▶ _Short task_:
Using the data below, tally the lines that include the string "this". Only the number is wanted.

[Excerpt from a dataset]

○ ○ ○ ○

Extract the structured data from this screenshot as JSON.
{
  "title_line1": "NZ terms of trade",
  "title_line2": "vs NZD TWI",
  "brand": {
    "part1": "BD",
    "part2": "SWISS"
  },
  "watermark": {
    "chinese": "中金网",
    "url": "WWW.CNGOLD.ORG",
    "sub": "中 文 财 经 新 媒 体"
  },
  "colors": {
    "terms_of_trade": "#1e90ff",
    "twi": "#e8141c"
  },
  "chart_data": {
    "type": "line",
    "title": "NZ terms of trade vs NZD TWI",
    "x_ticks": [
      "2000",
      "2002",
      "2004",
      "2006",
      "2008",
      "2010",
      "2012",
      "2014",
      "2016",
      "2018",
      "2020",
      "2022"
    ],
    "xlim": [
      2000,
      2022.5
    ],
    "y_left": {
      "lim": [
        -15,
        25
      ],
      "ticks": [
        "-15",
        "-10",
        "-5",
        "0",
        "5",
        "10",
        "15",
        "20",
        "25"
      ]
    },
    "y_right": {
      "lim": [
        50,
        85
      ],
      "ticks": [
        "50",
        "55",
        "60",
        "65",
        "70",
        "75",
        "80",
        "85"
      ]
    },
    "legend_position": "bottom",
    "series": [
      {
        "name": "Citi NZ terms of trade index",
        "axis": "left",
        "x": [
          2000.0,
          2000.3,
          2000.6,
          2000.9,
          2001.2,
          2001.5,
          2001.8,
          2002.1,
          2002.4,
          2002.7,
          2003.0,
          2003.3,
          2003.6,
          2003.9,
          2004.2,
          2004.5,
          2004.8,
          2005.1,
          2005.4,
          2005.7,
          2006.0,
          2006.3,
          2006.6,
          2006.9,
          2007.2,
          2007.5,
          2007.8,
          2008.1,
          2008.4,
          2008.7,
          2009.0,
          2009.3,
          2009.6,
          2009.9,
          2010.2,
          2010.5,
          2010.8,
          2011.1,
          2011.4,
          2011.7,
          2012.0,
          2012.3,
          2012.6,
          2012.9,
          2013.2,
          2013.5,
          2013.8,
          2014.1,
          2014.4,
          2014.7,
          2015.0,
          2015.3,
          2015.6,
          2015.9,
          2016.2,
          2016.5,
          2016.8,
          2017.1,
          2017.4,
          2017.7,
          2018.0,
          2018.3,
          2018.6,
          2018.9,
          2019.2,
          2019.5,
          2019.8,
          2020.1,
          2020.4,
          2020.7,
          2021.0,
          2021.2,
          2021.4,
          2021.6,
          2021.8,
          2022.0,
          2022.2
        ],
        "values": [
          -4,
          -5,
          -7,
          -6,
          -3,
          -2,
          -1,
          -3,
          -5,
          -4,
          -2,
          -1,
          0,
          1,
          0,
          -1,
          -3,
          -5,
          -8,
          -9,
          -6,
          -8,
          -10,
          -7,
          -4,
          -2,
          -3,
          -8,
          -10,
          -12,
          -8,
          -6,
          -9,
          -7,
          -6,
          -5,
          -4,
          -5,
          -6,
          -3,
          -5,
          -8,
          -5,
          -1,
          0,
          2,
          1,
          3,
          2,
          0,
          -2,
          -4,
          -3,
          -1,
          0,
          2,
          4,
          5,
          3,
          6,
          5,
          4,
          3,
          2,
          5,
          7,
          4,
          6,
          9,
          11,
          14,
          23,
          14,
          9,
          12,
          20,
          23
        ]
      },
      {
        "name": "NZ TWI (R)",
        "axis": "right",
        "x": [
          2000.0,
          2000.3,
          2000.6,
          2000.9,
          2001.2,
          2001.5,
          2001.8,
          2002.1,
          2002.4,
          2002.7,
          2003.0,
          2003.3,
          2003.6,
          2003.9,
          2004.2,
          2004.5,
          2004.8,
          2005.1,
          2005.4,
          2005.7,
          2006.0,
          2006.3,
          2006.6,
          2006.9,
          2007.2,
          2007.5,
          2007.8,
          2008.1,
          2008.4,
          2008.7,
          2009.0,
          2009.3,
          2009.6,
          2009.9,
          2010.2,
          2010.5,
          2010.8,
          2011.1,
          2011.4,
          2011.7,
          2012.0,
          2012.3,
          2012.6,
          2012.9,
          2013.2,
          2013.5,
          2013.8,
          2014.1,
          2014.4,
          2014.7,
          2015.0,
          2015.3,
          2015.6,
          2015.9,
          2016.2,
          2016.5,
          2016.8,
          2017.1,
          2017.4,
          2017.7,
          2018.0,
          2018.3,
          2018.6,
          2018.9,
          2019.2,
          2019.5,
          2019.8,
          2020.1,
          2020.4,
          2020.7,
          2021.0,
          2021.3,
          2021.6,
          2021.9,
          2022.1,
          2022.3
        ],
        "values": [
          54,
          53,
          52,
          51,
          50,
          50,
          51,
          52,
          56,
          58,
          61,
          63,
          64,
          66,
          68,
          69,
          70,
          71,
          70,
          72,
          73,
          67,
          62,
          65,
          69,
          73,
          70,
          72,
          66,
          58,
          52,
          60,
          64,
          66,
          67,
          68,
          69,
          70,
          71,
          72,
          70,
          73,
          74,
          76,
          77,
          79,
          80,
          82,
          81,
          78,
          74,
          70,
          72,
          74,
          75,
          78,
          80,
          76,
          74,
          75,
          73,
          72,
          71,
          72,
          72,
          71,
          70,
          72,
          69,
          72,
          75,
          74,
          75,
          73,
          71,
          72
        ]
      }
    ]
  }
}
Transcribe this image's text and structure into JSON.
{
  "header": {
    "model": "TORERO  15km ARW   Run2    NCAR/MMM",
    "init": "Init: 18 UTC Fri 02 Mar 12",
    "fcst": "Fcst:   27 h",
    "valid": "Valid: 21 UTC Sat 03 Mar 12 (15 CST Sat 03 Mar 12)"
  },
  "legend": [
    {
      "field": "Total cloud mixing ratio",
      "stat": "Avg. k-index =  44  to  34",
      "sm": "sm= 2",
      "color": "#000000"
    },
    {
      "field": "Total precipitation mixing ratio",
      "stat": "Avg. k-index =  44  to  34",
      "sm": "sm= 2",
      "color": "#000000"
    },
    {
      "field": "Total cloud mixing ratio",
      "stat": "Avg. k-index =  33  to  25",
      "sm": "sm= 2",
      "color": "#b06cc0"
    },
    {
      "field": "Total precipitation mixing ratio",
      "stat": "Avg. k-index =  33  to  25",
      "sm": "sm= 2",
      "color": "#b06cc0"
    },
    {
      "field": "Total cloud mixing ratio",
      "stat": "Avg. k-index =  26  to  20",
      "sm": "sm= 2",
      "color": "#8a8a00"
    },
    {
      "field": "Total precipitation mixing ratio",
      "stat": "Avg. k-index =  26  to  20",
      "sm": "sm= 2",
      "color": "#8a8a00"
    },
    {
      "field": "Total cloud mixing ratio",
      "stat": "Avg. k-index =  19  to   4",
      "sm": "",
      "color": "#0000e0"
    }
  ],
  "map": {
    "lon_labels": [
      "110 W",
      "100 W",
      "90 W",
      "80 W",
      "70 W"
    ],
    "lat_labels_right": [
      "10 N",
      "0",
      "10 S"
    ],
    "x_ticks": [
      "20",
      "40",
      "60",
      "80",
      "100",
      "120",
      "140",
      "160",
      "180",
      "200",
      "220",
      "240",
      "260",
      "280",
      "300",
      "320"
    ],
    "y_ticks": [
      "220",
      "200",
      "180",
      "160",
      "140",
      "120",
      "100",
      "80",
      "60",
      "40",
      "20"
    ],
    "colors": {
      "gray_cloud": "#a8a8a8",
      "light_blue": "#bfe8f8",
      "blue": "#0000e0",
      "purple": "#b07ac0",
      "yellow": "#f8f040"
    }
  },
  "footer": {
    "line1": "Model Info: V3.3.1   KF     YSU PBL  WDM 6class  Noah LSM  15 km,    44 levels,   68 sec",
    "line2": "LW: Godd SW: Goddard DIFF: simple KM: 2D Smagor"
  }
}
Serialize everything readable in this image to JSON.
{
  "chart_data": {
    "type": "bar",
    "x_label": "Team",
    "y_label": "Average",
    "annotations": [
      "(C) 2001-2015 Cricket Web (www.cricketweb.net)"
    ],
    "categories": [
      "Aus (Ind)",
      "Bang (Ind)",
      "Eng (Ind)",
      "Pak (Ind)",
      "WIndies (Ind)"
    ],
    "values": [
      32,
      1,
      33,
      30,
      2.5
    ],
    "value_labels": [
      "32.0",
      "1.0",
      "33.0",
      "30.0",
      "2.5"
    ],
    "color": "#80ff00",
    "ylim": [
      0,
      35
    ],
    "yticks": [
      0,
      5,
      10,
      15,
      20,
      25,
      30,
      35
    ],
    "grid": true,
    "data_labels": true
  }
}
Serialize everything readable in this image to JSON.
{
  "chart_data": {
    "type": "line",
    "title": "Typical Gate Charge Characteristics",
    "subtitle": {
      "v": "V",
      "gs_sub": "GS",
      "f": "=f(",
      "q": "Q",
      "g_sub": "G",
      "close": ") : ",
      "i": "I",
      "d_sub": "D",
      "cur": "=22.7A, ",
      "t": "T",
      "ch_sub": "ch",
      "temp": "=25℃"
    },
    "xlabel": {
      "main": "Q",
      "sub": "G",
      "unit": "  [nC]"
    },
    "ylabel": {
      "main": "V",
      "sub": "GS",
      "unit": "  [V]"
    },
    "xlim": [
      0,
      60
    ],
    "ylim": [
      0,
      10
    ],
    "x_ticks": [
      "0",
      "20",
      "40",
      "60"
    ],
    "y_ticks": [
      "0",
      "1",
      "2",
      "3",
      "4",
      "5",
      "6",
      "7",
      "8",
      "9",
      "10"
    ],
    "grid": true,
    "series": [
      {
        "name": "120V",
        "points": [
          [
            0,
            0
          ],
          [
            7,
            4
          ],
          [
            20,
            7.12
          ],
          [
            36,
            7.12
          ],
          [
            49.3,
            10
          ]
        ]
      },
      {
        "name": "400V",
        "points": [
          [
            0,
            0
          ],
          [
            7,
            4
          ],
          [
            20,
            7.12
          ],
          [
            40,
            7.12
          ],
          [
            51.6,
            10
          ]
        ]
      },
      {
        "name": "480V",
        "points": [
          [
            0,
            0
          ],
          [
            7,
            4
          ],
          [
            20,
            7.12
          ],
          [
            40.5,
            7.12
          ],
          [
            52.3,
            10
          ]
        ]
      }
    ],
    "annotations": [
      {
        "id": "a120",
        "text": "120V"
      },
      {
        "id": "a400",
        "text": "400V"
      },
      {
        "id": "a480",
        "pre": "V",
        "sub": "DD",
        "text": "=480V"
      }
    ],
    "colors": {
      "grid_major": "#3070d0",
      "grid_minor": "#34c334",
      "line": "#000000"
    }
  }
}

○ ○ ○ ○

▶ _The result_:
4